**Problem requirements**
Leave out the pictures and return every entry exactly as it appears.
*-*-*
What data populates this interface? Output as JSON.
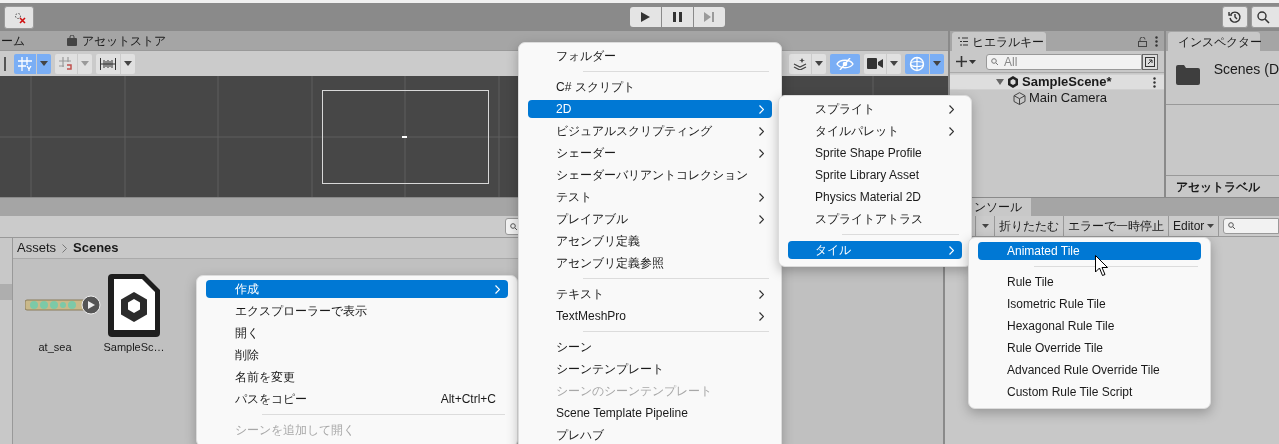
{
  "editor_tabs": [
    {
      "label": "ーム",
      "kind": "game"
    },
    {
      "label": "アセットストア",
      "kind": "store"
    }
  ],
  "scene_toolbar": {
    "left": [
      {
        "kind": "grid",
        "on": true
      },
      {
        "kind": "snap",
        "on": false
      },
      {
        "kind": "ruler",
        "on": false
      }
    ],
    "right": [
      {
        "kind": "layers",
        "on": false
      },
      {
        "kind": "visibility",
        "on": true
      },
      {
        "kind": "camera",
        "on": false
      },
      {
        "kind": "gizmos",
        "on": true
      }
    ]
  },
  "hierarchy": {
    "tab": "ヒエラルキー",
    "search_placeholder": "All",
    "items": [
      {
        "label": "SampleScene*",
        "expanded": true,
        "children": [
          {
            "label": "Main Camera"
          }
        ]
      }
    ]
  },
  "inspector": {
    "tab": "インスペクター",
    "title": "Scenes (D",
    "section": "アセットラベル"
  },
  "project": {
    "breadcrumb": [
      "Assets",
      "Scenes"
    ],
    "assets": [
      {
        "name": "at_sea",
        "kind": "audio"
      },
      {
        "name": "SampleSc…",
        "kind": "scene"
      }
    ]
  },
  "console": {
    "tab": "ンソール",
    "buttons": [
      "折りたたむ",
      "エラーで一時停止"
    ],
    "dropdown": "Editor"
  },
  "context_menus": [
    {
      "items": [
        {
          "kind": "item",
          "label": "作成",
          "submenu": true,
          "selected": true,
          "disabled": false
        },
        {
          "kind": "item",
          "label": "エクスプローラーで表示",
          "submenu": false,
          "selected": false,
          "disabled": false
        },
        {
          "kind": "item",
          "label": "開く",
          "submenu": false,
          "selected": false,
          "disabled": false
        },
        {
          "kind": "item",
          "label": "削除",
          "submenu": false,
          "selected": false,
          "disabled": false
        },
        {
          "kind": "item",
          "label": "名前を変更",
          "submenu": false,
          "selected": false,
          "disabled": false
        },
        {
          "kind": "item",
          "label": "パスをコピー",
          "shortcut": "Alt+Ctrl+C",
          "submenu": false,
          "selected": false,
          "disabled": false
        },
        {
          "kind": "separator"
        },
        {
          "kind": "item",
          "label": "シーンを追加して開く",
          "submenu": false,
          "selected": false,
          "disabled": true
        }
      ]
    },
    {
      "items": [
        {
          "kind": "item",
          "label": "フォルダー",
          "submenu": false,
          "selected": false,
          "disabled": false
        },
        {
          "kind": "separator"
        },
        {
          "kind": "item",
          "label": "C# スクリプト",
          "submenu": false,
          "selected": false,
          "disabled": false
        },
        {
          "kind": "item",
          "label": "2D",
          "submenu": true,
          "selected": true,
          "disabled": false
        },
        {
          "kind": "item",
          "label": "ビジュアルスクリプティング",
          "submenu": true,
          "selected": false,
          "disabled": false
        },
        {
          "kind": "item",
          "label": "シェーダー",
          "submenu": true,
          "selected": false,
          "disabled": false
        },
        {
          "kind": "item",
          "label": "シェーダーバリアントコレクション",
          "submenu": false,
          "selected": false,
          "disabled": false
        },
        {
          "kind": "item",
          "label": "テスト",
          "submenu": true,
          "selected": false,
          "disabled": false
        },
        {
          "kind": "item",
          "label": "プレイアブル",
          "submenu": true,
          "selected": false,
          "disabled": false
        },
        {
          "kind": "item",
          "label": "アセンブリ定義",
          "submenu": false,
          "selected": false,
          "disabled": false
        },
        {
          "kind": "item",
          "label": "アセンブリ定義参照",
          "submenu": false,
          "selected": false,
          "disabled": false
        },
        {
          "kind": "separator"
        },
        {
          "kind": "item",
          "label": "テキスト",
          "submenu": true,
          "selected": false,
          "disabled": false
        },
        {
          "kind": "item",
          "label": "TextMeshPro",
          "submenu": true,
          "selected": false,
          "disabled": false
        },
        {
          "kind": "separator"
        },
        {
          "kind": "item",
          "label": "シーン",
          "submenu": false,
          "selected": false,
          "disabled": false
        },
        {
          "kind": "item",
          "label": "シーンテンプレート",
          "submenu": false,
          "selected": false,
          "disabled": false
        },
        {
          "kind": "item",
          "label": "シーンのシーンテンプレート",
          "submenu": false,
          "selected": false,
          "disabled": true
        },
        {
          "kind": "item",
          "label": "Scene Template Pipeline",
          "submenu": false,
          "selected": false,
          "disabled": false
        },
        {
          "kind": "item",
          "label": "プレハブ",
          "submenu": false,
          "selected": false,
          "disabled": false
        }
      ]
    },
    {
      "items": [
        {
          "kind": "item",
          "label": "スプライト",
          "submenu": true,
          "selected": false,
          "disabled": false
        },
        {
          "kind": "item",
          "label": "タイルパレット",
          "submenu": true,
          "selected": false,
          "disabled": false
        },
        {
          "kind": "item",
          "label": "Sprite Shape Profile",
          "submenu": false,
          "selected": false,
          "disabled": false
        },
        {
          "kind": "item",
          "label": "Sprite Library Asset",
          "submenu": false,
          "selected": false,
          "disabled": false
        },
        {
          "kind": "item",
          "label": "Physics Material 2D",
          "submenu": false,
          "selected": false,
          "disabled": false
        },
        {
          "kind": "item",
          "label": "スプライトアトラス",
          "submenu": false,
          "selected": false,
          "disabled": false
        },
        {
          "kind": "separator"
        },
        {
          "kind": "item",
          "label": "タイル",
          "submenu": true,
          "selected": true,
          "disabled": false
        }
      ]
    },
    {
      "items": [
        {
          "kind": "item",
          "label": "Animated Tile",
          "submenu": false,
          "selected": true,
          "disabled": false
        },
        {
          "kind": "separator"
        },
        {
          "kind": "item",
          "label": "Rule Tile",
          "submenu": false,
          "selected": false,
          "disabled": false
        },
        {
          "kind": "item",
          "label": "Isometric Rule Tile",
          "submenu": false,
          "selected": false,
          "disabled": false
        },
        {
          "kind": "item",
          "label": "Hexagonal Rule Tile",
          "submenu": false,
          "selected": false,
          "disabled": false
        },
        {
          "kind": "item",
          "label": "Rule Override Tile",
          "submenu": false,
          "selected": false,
          "disabled": false
        },
        {
          "kind": "item",
          "label": "Advanced Rule Override Tile",
          "submenu": false,
          "selected": false,
          "disabled": false
        },
        {
          "kind": "item",
          "label": "Custom Rule Tile Script",
          "submenu": false,
          "selected": false,
          "disabled": false
        }
      ]
    }
  ]
}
*-*-*
**Task response**
What data populates this interface? Output as JSON.
{
  "editor_tabs": [
    {
      "label": "ーム",
      "kind": "game"
    },
    {
      "label": "アセットストア",
      "kind": "store"
    }
  ],
  "scene_toolbar": {
    "left": [
      {
        "kind": "grid",
        "on": true
      },
      {
        "kind": "snap",
        "on": false
      },
      {
        "kind": "ruler",
        "on": false
      }
    ],
    "right": [
      {
        "kind": "layers",
        "on": false
      },
      {
        "kind": "visibility",
        "on": true
      },
      {
        "kind": "camera",
        "on": false
      },
      {
        "kind": "gizmos",
        "on": true
      }
    ]
  },
  "hierarchy": {
    "tab": "ヒエラルキー",
    "search_placeholder": "All",
    "items": [
      {
        "label": "SampleScene*",
        "expanded": true,
        "children": [
          {
            "label": "Main Camera"
          }
        ]
      }
    ]
  },
  "inspector": {
    "tab": "インスペクター",
    "title": "Scenes (D",
    "section": "アセットラベル"
  },
  "project": {
    "breadcrumb": [
      "Assets",
      "Scenes"
    ],
    "assets": [
      {
        "name": "at_sea",
        "kind": "audio"
      },
      {
        "name": "SampleSc…",
        "kind": "scene"
      }
    ]
  },
  "console": {
    "tab": "ンソール",
    "buttons": [
      "折りたたむ",
      "エラーで一時停止"
    ],
    "dropdown": "Editor"
  },
  "context_menus": [
    {
      "items": [
        {
          "kind": "item",
          "label": "作成",
          "submenu": true,
          "selected": true,
          "disabled": false
        },
        {
          "kind": "item",
          "label": "エクスプローラーで表示",
          "submenu": false,
          "selected": false,
          "disabled": false
        },
        {
          "kind": "item",
          "label": "開く",
          "submenu": false,
          "selected": false,
          "disabled": false
        },
        {
          "kind": "item",
          "label": "削除",
          "submenu": false,
          "selected": false,
          "disabled": false
        },
        {
          "kind": "item",
          "label": "名前を変更",
          "submenu": false,
          "selected": false,
          "disabled": false
        },
        {
          "kind": "item",
          "label": "パスをコピー",
          "shortcut": "Alt+Ctrl+C",
          "submenu": false,
          "selected": false,
          "disabled": false
        },
        {
          "kind": "separator"
        },
        {
          "kind": "item",
          "label": "シーンを追加して開く",
          "submenu": false,
          "selected": false,
          "disabled": true
        }
      ]
    },
    {
      "items": [
        {
          "kind": "item",
          "label": "フォルダー",
          "submenu": false,
          "selected": false,
          "disabled": false
        },
        {
          "kind": "separator"
        },
        {
          "kind": "item",
          "label": "C# スクリプト",
          "submenu": false,
          "selected": false,
          "disabled": false
        },
        {
          "kind": "item",
          "label": "2D",
          "submenu": true,
          "selected": true,
          "disabled": false
        },
        {
          "kind": "item",
          "label": "ビジュアルスクリプティング",
          "submenu": true,
          "selected": false,
          "disabled": false
        },
        {
          "kind": "item",
          "label": "シェーダー",
          "submenu": true,
          "selected": false,
          "disabled": false
        },
        {
          "kind": "item",
          "label": "シェーダーバリアントコレクション",
          "submenu": false,
          "selected": false,
          "disabled": false
        },
        {
          "kind": "item",
          "label": "テスト",
          "submenu": true,
          "selected": false,
          "disabled": false
        },
        {
          "kind": "item",
          "label": "プレイアブル",
          "submenu": true,
          "selected": false,
          "disabled": false
        },
        {
          "kind": "item",
          "label": "アセンブリ定義",
          "submenu": false,
          "selected": false,
          "disabled": false
        },
        {
          "kind": "item",
          "label": "アセンブリ定義参照",
          "submenu": false,
          "selected": false,
          "disabled": false
        },
        {
          "kind": "separator"
        },
        {
          "kind": "item",
          "label": "テキスト",
          "submenu": true,
          "selected": false,
          "disabled": false
        },
        {
          "kind": "item",
          "label": "TextMeshPro",
          "submenu": true,
          "selected": false,
          "disabled": false
        },
        {
          "kind": "separator"
        },
        {
          "kind": "item",
          "label": "シーン",
          "submenu": false,
          "selected": false,
          "disabled": false
        },
        {
          "kind": "item",
          "label": "シーンテンプレート",
          "submenu": false,
          "selected": false,
          "disabled": false
        },
        {
          "kind": "item",
          "label": "シーンのシーンテンプレート",
          "submenu": false,
          "selected": false,
          "disabled": true
        },
        {
          "kind": "item",
          "label": "Scene Template Pipeline",
          "submenu": false,
          "selected": false,
          "disabled": false
        },
        {
          "kind": "item",
          "label": "プレハブ",
          "submenu": false,
          "selected": false,
          "disabled": false
        }
      ]
    },
    {
      "items": [
        {
          "kind": "item",
          "label": "スプライト",
          "submenu": true,
          "selected": false,
          "disabled": false
        },
        {
          "kind": "item",
          "label": "タイルパレット",
          "submenu": true,
          "selected": false,
          "disabled": false
        },
        {
          "kind": "item",
          "label": "Sprite Shape Profile",
          "submenu": false,
          "selected": false,
          "disabled": false
        },
        {
          "kind": "item",
          "label": "Sprite Library Asset",
          "submenu": false,
          "selected": false,
          "disabled": false
        },
        {
          "kind": "item",
          "label": "Physics Material 2D",
          "submenu": false,
          "selected": false,
          "disabled": false
        },
        {
          "kind": "item",
          "label": "スプライトアトラス",
          "submenu": false,
          "selected": false,
          "disabled": false
        },
        {
          "kind": "separator"
        },
        {
          "kind": "item",
          "label": "タイル",
          "submenu": true,
          "selected": true,
          "disabled": false
        }
      ]
    },
    {
      "items": [
        {
          "kind": "item",
          "label": "Animated Tile",
          "submenu": false,
          "selected": true,
          "disabled": false
        },
        {
          "kind": "separator"
        },
        {
          "kind": "item",
          "label": "Rule Tile",
          "submenu": false,
          "selected": false,
          "disabled": false
        },
        {
          "kind": "item",
          "label": "Isometric Rule Tile",
          "submenu": false,
          "selected": false,
          "disabled": false
        },
        {
          "kind": "item",
          "label": "Hexagonal Rule Tile",
          "submenu": false,
          "selected": false,
          "disabled": false
        },
        {
          "kind": "item",
          "label": "Rule Override Tile",
          "submenu": false,
          "selected": false,
          "disabled": false
        },
        {
          "kind": "item",
          "label": "Advanced Rule Override Tile",
          "submenu": false,
          "selected": false,
          "disabled": false
        },
        {
          "kind": "item",
          "label": "Custom Rule Tile Script",
          "submenu": false,
          "selected": false,
          "disabled": false
        }
      ]
    }
  ]
}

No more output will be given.